• _YOUR INSTRUCTIONS_
"panel" is the word to look for; copy each line of the listing where it occurs.

• _DATASET ENTRIES_
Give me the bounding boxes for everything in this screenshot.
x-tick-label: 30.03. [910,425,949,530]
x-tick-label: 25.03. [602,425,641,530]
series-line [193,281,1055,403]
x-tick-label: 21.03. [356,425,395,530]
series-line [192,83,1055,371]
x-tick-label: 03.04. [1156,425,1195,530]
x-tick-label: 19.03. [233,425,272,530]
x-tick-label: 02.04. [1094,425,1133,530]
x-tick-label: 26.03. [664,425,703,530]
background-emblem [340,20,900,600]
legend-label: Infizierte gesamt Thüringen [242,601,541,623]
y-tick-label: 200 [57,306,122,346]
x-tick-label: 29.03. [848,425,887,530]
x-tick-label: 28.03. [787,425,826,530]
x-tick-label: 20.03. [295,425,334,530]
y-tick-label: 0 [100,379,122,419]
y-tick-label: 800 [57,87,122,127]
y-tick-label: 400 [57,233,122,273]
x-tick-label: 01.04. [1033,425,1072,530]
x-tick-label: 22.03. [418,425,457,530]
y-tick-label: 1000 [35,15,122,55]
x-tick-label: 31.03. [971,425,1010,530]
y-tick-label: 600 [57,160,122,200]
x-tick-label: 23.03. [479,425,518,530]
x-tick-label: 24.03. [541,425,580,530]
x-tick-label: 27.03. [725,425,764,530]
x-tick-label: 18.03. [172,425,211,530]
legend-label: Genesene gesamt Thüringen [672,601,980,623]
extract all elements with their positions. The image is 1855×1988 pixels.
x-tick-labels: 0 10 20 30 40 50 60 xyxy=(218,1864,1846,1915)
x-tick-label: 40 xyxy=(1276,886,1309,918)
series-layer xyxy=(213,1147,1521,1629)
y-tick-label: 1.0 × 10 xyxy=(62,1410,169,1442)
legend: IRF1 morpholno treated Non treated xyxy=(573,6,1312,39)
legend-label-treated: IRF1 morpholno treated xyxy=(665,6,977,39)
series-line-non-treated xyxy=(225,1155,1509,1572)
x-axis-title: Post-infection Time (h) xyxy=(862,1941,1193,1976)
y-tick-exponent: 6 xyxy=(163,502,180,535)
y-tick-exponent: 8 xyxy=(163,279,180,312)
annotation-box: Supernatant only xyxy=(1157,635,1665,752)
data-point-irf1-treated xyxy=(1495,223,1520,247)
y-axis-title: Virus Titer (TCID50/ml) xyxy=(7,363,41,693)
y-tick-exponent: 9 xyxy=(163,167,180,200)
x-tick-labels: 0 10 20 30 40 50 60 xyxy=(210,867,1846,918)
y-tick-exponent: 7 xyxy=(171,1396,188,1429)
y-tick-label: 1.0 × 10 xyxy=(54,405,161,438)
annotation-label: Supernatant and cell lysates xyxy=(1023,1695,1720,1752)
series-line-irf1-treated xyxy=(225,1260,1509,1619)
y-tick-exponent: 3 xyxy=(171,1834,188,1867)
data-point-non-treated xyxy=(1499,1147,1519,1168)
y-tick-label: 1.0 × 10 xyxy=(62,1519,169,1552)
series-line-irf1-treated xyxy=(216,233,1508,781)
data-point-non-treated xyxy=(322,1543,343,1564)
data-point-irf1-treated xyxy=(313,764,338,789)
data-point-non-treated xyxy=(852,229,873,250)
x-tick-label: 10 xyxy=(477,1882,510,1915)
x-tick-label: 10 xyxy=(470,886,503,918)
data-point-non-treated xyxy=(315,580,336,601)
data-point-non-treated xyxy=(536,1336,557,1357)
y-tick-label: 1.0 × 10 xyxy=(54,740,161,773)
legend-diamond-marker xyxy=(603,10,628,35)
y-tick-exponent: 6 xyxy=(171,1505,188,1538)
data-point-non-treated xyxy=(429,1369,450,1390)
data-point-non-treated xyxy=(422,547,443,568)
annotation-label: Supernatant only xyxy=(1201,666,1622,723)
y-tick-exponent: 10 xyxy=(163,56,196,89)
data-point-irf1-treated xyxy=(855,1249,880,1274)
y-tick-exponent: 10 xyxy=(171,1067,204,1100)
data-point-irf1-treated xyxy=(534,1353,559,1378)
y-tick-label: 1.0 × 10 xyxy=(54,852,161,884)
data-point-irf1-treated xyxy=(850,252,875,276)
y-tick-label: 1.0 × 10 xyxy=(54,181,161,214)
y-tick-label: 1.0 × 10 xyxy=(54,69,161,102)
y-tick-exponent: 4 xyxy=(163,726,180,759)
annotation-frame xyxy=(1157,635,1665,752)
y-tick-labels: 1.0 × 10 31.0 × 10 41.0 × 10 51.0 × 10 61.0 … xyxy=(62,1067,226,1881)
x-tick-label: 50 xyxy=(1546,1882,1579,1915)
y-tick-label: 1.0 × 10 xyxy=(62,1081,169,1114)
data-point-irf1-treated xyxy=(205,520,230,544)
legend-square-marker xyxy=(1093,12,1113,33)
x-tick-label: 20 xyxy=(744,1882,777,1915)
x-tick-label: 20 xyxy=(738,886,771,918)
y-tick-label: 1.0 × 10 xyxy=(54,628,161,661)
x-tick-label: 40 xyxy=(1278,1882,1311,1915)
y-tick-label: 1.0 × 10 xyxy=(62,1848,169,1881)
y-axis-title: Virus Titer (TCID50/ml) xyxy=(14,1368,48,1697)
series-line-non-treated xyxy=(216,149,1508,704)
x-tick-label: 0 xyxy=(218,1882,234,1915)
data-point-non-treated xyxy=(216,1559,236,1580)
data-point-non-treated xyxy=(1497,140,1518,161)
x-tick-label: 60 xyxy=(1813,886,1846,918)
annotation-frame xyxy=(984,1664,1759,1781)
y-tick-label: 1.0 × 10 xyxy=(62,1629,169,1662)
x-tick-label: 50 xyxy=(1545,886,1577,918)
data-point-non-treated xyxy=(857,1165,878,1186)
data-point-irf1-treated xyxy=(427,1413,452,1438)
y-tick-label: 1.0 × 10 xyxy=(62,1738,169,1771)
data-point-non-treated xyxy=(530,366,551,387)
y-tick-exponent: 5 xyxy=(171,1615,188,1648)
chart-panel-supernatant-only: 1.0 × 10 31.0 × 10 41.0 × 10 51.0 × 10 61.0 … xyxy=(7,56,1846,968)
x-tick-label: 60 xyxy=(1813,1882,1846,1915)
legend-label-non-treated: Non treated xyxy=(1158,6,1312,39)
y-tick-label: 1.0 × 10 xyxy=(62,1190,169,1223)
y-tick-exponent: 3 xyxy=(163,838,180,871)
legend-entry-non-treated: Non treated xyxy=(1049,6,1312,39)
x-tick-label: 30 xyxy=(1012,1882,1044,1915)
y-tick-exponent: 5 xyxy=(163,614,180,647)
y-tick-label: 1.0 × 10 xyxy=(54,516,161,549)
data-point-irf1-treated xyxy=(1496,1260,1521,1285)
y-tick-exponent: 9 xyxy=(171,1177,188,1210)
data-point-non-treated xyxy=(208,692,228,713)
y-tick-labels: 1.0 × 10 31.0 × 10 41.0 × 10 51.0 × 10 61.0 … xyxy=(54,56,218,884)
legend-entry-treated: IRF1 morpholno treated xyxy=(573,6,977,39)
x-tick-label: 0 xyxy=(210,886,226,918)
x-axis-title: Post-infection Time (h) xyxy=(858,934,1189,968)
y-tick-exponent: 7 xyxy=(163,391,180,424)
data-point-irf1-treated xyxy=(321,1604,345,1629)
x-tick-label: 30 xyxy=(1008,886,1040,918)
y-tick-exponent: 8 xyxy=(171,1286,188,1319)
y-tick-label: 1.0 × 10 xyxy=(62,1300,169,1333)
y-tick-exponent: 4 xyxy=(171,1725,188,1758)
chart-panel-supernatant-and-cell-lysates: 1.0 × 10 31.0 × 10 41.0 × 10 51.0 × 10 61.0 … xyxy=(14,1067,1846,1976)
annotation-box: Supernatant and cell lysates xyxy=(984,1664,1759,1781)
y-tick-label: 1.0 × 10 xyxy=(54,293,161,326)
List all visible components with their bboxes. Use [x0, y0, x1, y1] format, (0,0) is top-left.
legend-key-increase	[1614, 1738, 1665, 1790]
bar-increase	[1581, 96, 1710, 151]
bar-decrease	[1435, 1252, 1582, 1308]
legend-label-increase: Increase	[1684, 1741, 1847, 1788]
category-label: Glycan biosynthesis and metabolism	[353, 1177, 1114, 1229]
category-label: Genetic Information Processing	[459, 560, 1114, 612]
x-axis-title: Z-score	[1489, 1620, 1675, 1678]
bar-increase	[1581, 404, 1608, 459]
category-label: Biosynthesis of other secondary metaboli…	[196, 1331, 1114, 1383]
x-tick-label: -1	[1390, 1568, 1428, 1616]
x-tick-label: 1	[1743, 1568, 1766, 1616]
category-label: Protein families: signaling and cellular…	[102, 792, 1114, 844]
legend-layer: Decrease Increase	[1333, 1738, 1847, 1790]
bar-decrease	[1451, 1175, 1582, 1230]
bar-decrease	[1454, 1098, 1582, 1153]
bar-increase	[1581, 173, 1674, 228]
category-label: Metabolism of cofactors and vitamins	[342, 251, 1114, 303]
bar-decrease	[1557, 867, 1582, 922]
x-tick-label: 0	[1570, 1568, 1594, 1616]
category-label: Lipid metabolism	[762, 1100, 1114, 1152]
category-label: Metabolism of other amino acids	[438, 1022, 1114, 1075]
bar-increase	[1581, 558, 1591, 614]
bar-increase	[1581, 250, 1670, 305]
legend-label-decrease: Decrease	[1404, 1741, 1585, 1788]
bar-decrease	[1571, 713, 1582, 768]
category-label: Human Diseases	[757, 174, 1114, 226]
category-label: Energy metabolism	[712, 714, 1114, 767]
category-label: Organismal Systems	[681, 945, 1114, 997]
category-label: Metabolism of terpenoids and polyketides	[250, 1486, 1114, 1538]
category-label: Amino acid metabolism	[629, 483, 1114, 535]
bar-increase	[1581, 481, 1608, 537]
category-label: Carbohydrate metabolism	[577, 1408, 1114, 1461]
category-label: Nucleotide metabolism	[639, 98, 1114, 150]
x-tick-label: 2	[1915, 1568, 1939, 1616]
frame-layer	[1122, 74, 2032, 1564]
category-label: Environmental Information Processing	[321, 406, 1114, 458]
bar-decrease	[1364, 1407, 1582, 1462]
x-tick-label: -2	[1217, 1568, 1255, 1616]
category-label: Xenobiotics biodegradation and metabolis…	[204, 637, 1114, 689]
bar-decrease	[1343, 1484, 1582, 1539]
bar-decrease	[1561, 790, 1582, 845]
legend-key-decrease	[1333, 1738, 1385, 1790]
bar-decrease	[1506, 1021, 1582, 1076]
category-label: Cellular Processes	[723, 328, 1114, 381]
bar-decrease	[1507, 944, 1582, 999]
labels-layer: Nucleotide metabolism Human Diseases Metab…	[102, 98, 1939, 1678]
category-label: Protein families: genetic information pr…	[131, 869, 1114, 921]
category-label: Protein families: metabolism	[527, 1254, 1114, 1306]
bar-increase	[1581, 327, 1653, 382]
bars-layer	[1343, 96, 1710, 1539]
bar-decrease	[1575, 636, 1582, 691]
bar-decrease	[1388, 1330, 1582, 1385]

• _OUTPUT OF THE EXERCISE_
chart-panel-supernatant-only: 1.0 × 10 31.0 × 10 41.0 × 10 51.0 × 10 61.0 … xyxy=(7,56,1846,968)
chart-panel-supernatant-and-cell-lysates: 1.0 × 10 31.0 × 10 41.0 × 10 51.0 × 10 61.0 … xyxy=(14,1067,1846,1976)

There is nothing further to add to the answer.